| Exercise goal |
Exactly reproduce the lines that follow.

<<<<

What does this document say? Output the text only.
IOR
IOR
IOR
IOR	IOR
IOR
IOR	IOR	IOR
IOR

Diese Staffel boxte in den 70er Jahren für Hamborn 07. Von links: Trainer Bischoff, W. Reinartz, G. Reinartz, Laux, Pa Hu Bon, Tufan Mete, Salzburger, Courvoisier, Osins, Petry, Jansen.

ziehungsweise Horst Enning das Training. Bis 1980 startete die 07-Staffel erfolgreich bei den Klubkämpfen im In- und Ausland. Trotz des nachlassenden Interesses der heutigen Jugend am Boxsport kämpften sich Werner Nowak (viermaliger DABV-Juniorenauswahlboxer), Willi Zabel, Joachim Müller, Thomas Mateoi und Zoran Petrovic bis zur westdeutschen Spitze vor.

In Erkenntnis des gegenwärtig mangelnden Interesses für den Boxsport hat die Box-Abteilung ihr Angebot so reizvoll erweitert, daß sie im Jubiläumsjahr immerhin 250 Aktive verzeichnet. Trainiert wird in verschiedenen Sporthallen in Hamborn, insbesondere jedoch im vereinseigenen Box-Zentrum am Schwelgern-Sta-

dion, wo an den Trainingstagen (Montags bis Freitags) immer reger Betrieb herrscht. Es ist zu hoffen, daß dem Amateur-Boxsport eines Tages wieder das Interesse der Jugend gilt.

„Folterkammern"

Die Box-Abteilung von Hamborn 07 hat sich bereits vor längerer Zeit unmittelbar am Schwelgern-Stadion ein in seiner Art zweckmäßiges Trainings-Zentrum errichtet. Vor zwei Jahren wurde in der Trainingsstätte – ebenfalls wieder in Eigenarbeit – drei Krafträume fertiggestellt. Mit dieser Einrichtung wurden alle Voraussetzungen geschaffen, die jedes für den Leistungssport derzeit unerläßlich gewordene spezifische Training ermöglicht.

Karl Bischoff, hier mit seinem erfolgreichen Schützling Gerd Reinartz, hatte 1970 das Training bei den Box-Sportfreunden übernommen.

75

>>>>

| Task solution |
What does this document say? Output the text only.
IOR
IOR
IOR
IOR	IOR
IOR
IOR	IOR	IOR
IOR

Diese Staffel boxte in den 70er Jahren für Hamborn 07. Von links: Trainer Bischoff, W. Reinartz, G. Reinartz, Laux, Pa Hu Bon, Tufan Mete, Salzburger, Courvoisier, Osins, Petry, Jansen.

ziehungsweise Horst Enning das Training. Bis 1980 startete die 07-Staffel erfolgreich bei den Klubkämpfen im In- und Ausland. Trotz des nachlassenden Interesses der heutigen Jugend am Boxsport kämpften sich Werner Nowak (viermaliger DABV-Juniorenauswahlboxer), Willi Zabel, Joachim Müller, Thomas Mateoi und Zoran Petrovic bis zur westdeutschen Spitze vor.

In Erkenntnis des gegenwärtig mangelnden Interesses für den Boxsport hat die Box-Abteilung ihr Angebot so reizvoll erweitert, daß sie im Jubiläumsjahr immerhin 250 Aktive verzeichnet. Trainiert wird in verschiedenen Sporthallen in Hamborn, insbesondere jedoch im vereinseigenen Box-Zentrum am Schwelgern-Sta-

dion, wo an den Trainingstagen (Montags bis Freitags) immer reger Betrieb herrscht. Es ist zu hoffen, daß dem Amateur-Boxsport eines Tages wieder das Interesse der Jugend gilt.

„Folterkammern"

Die Box-Abteilung von Hamborn 07 hat sich bereits vor längerer Zeit unmittelbar am Schwelgern-Stadion ein in seiner Art zweckmäßiges Trainings-Zentrum errichtet. Vor zwei Jahren wurde in der Trainingsstätte – ebenfalls wieder in Eigenarbeit – drei Krafträume fertiggestellt. Mit dieser Einrichtung wurden alle Voraussetzungen geschaffen, die jedes für den Leistungssport derzeit unerläßlich gewordene spezifische Training ermöglicht.

Karl Bischoff, hier mit seinem erfolgreichen Schützling Gerd Reinartz, hatte 1970 das Training bei den Box-Sportfreunden übernommen.

75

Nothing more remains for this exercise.